Dataset excerpt

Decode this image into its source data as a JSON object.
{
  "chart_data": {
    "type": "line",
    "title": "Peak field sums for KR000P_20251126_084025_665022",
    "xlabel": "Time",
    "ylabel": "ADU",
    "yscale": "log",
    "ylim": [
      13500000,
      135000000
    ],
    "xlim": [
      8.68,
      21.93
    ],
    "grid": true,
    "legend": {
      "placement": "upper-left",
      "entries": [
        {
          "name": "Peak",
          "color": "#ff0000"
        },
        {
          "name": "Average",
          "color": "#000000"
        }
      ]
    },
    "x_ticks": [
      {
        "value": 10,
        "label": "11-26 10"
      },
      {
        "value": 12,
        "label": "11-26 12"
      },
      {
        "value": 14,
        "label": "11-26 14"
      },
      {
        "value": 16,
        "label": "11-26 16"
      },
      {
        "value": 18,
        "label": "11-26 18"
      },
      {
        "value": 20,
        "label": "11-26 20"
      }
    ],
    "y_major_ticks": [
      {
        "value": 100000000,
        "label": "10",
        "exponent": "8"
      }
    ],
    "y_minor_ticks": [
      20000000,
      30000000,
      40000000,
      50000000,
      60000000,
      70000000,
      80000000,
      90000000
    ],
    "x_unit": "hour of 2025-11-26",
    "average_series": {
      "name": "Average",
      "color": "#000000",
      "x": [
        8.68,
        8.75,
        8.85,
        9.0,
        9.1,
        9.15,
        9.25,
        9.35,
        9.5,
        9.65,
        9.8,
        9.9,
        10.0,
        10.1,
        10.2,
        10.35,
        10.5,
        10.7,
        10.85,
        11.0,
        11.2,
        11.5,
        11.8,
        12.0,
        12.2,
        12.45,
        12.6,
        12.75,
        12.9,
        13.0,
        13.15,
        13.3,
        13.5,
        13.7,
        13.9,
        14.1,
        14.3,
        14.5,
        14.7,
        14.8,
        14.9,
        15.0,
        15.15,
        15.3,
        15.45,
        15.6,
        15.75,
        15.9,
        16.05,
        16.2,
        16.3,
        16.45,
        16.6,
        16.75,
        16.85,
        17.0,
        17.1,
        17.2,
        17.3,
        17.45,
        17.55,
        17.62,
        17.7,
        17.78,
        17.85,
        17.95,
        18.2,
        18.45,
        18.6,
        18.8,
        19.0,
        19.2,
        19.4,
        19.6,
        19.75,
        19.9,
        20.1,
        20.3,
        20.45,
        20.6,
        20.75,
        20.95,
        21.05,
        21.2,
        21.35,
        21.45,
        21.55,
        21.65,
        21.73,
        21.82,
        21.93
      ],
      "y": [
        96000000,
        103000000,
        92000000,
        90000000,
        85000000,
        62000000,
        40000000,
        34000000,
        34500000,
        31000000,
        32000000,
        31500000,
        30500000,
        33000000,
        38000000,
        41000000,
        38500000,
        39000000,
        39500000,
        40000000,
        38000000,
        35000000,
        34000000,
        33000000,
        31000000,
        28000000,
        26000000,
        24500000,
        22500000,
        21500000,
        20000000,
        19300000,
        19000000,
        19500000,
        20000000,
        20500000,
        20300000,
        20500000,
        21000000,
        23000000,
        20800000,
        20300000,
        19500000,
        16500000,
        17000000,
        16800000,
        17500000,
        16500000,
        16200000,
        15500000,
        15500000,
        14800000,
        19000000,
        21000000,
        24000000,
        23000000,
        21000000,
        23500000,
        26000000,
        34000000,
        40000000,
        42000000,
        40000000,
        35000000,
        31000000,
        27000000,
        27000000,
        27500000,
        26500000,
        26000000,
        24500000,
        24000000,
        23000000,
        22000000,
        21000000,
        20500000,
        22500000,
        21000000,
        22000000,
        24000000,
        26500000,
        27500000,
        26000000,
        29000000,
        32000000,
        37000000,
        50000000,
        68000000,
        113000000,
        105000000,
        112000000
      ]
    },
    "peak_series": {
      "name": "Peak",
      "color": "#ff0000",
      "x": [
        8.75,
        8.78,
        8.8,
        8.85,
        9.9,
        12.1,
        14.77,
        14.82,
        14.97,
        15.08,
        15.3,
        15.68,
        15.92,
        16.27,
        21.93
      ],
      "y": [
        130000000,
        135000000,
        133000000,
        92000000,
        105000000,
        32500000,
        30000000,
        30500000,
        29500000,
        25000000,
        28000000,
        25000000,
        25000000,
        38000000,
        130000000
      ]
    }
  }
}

Description of the task
Please output the entire listing exactly as it stands.

Correct response
Decode this image into its source data as a JSON object.
{
  "chart_data": {
    "type": "line",
    "title": "Peak field sums for KR000P_20251126_084025_665022",
    "xlabel": "Time",
    "ylabel": "ADU",
    "yscale": "log",
    "ylim": [
      13500000,
      135000000
    ],
    "xlim": [
      8.68,
      21.93
    ],
    "grid": true,
    "legend": {
      "placement": "upper-left",
      "entries": [
        {
          "name": "Peak",
          "color": "#ff0000"
        },
        {
          "name": "Average",
          "color": "#000000"
        }
      ]
    },
    "x_ticks": [
      {
        "value": 10,
        "label": "11-26 10"
      },
      {
        "value": 12,
        "label": "11-26 12"
      },
      {
        "value": 14,
        "label": "11-26 14"
      },
      {
        "value": 16,
        "label": "11-26 16"
      },
      {
        "value": 18,
        "label": "11-26 18"
      },
      {
        "value": 20,
        "label": "11-26 20"
      }
    ],
    "y_major_ticks": [
      {
        "value": 100000000,
        "label": "10",
        "exponent": "8"
      }
    ],
    "y_minor_ticks": [
      20000000,
      30000000,
      40000000,
      50000000,
      60000000,
      70000000,
      80000000,
      90000000
    ],
    "x_unit": "hour of 2025-11-26",
    "average_series": {
      "name": "Average",
      "color": "#000000",
      "x": [
        8.68,
        8.75,
        8.85,
        9.0,
        9.1,
        9.15,
        9.25,
        9.35,
        9.5,
        9.65,
        9.8,
        9.9,
        10.0,
        10.1,
        10.2,
        10.35,
        10.5,
        10.7,
        10.85,
        11.0,
        11.2,
        11.5,
        11.8,
        12.0,
        12.2,
        12.45,
        12.6,
        12.75,
        12.9,
        13.0,
        13.15,
        13.3,
        13.5,
        13.7,
        13.9,
        14.1,
        14.3,
        14.5,
        14.7,
        14.8,
        14.9,
        15.0,
        15.15,
        15.3,
        15.45,
        15.6,
        15.75,
        15.9,
        16.05,
        16.2,
        16.3,
        16.45,
        16.6,
        16.75,
        16.85,
        17.0,
        17.1,
        17.2,
        17.3,
        17.45,
        17.55,
        17.62,
        17.7,
        17.78,
        17.85,
        17.95,
        18.2,
        18.45,
        18.6,
        18.8,
        19.0,
        19.2,
        19.4,
        19.6,
        19.75,
        19.9,
        20.1,
        20.3,
        20.45,
        20.6,
        20.75,
        20.95,
        21.05,
        21.2,
        21.35,
        21.45,
        21.55,
        21.65,
        21.73,
        21.82,
        21.93
      ],
      "y": [
        96000000,
        103000000,
        92000000,
        90000000,
        85000000,
        62000000,
        40000000,
        34000000,
        34500000,
        31000000,
        32000000,
        31500000,
        30500000,
        33000000,
        38000000,
        41000000,
        38500000,
        39000000,
        39500000,
        40000000,
        38000000,
        35000000,
        34000000,
        33000000,
        31000000,
        28000000,
        26000000,
        24500000,
        22500000,
        21500000,
        20000000,
        19300000,
        19000000,
        19500000,
        20000000,
        20500000,
        20300000,
        20500000,
        21000000,
        23000000,
        20800000,
        20300000,
        19500000,
        16500000,
        17000000,
        16800000,
        17500000,
        16500000,
        16200000,
        15500000,
        15500000,
        14800000,
        19000000,
        21000000,
        24000000,
        23000000,
        21000000,
        23500000,
        26000000,
        34000000,
        40000000,
        42000000,
        40000000,
        35000000,
        31000000,
        27000000,
        27000000,
        27500000,
        26500000,
        26000000,
        24500000,
        24000000,
        23000000,
        22000000,
        21000000,
        20500000,
        22500000,
        21000000,
        22000000,
        24000000,
        26500000,
        27500000,
        26000000,
        29000000,
        32000000,
        37000000,
        50000000,
        68000000,
        113000000,
        105000000,
        112000000
      ]
    },
    "peak_series": {
      "name": "Peak",
      "color": "#ff0000",
      "x": [
        8.75,
        8.78,
        8.8,
        8.85,
        9.9,
        12.1,
        14.77,
        14.82,
        14.97,
        15.08,
        15.3,
        15.68,
        15.92,
        16.27,
        21.93
      ],
      "y": [
        130000000,
        135000000,
        133000000,
        92000000,
        105000000,
        32500000,
        30000000,
        30500000,
        29500000,
        25000000,
        28000000,
        25000000,
        25000000,
        38000000,
        130000000
      ]
    }
  }
}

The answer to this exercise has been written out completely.